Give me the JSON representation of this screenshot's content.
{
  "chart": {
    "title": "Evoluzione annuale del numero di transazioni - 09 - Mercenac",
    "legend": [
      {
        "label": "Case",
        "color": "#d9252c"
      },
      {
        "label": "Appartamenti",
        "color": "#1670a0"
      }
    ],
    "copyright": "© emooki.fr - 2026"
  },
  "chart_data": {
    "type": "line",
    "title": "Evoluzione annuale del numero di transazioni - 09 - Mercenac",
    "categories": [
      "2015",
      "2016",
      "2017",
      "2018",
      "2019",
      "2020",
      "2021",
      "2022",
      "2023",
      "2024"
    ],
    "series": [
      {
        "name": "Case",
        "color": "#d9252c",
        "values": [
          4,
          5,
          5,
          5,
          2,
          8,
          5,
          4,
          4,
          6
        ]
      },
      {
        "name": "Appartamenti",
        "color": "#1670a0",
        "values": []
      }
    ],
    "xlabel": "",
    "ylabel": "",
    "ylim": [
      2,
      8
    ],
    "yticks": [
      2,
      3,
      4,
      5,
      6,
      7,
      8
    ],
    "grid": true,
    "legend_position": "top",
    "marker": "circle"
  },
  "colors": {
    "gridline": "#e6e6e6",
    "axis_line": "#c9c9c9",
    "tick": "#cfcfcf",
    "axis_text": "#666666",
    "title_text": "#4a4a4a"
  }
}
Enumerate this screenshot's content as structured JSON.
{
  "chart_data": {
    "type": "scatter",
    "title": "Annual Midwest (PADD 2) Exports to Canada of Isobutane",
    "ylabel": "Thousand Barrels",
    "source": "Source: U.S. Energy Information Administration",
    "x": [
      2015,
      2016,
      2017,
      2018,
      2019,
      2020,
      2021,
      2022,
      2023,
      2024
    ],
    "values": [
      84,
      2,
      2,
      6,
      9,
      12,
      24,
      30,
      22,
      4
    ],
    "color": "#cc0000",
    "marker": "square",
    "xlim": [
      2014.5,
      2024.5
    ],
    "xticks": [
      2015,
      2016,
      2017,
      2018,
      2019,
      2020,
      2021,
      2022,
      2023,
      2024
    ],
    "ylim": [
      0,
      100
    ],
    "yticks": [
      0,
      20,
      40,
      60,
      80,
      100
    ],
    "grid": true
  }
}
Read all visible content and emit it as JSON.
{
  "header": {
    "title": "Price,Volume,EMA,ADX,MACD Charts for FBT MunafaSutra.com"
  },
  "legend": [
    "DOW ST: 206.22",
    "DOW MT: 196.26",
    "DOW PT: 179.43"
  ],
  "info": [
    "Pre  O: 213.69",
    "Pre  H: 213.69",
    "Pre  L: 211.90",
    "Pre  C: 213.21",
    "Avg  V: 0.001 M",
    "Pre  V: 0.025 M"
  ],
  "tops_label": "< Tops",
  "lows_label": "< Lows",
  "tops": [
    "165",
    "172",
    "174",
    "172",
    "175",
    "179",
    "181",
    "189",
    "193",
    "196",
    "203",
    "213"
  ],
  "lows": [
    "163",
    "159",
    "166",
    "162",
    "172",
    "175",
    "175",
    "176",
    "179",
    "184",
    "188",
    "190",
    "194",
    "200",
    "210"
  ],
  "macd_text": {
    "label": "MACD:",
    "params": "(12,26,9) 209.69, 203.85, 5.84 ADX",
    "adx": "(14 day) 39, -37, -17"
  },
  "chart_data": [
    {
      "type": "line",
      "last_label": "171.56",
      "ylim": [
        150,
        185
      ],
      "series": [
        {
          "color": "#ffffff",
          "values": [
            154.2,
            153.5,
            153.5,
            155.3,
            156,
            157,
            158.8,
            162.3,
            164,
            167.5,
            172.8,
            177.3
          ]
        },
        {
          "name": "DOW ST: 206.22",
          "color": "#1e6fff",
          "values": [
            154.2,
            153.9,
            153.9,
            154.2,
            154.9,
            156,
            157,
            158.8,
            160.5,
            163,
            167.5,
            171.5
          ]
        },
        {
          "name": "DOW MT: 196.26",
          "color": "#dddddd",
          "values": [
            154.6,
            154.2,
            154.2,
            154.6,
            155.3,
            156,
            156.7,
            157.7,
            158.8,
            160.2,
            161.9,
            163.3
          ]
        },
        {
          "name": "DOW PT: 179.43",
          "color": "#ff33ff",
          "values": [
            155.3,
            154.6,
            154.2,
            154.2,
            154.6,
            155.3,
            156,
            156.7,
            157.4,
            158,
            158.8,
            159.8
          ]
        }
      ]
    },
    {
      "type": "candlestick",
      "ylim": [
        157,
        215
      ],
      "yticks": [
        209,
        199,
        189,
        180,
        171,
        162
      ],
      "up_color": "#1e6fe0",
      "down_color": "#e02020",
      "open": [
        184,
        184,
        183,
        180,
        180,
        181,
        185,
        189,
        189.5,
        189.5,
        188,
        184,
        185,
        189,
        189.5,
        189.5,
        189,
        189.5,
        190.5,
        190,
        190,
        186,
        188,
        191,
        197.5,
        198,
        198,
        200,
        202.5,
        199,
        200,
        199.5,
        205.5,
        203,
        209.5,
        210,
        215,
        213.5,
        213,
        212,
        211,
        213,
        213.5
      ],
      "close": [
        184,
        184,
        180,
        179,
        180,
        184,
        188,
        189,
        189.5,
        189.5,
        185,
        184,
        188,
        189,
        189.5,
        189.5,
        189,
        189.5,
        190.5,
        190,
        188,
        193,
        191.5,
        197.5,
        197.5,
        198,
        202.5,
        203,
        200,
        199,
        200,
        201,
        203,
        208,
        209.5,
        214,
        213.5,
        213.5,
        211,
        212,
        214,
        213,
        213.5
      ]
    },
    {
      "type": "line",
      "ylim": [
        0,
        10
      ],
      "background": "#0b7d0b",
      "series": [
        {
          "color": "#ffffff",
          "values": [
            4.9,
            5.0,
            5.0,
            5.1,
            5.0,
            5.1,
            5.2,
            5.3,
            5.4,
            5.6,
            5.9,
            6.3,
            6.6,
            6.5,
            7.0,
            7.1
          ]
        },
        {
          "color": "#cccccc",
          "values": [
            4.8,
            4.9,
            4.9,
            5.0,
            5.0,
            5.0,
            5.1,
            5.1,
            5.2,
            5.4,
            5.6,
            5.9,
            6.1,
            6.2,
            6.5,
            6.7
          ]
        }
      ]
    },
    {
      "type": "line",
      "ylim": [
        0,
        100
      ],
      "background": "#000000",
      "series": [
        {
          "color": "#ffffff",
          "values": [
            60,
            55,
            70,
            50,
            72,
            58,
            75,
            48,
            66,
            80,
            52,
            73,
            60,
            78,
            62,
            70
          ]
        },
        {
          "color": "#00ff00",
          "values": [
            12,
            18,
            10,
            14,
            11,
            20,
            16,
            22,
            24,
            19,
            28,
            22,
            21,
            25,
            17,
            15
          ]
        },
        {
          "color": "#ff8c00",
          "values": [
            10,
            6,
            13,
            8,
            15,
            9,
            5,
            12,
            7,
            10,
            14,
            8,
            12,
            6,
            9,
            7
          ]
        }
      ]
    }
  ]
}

—————

> [Written instruction]
Filter for "screenshot". Return all lines that hold it.

> [Complete answer]
Give me the JSON representation of this screenshot's content.
Enumerate this screenshot's content as structured JSON.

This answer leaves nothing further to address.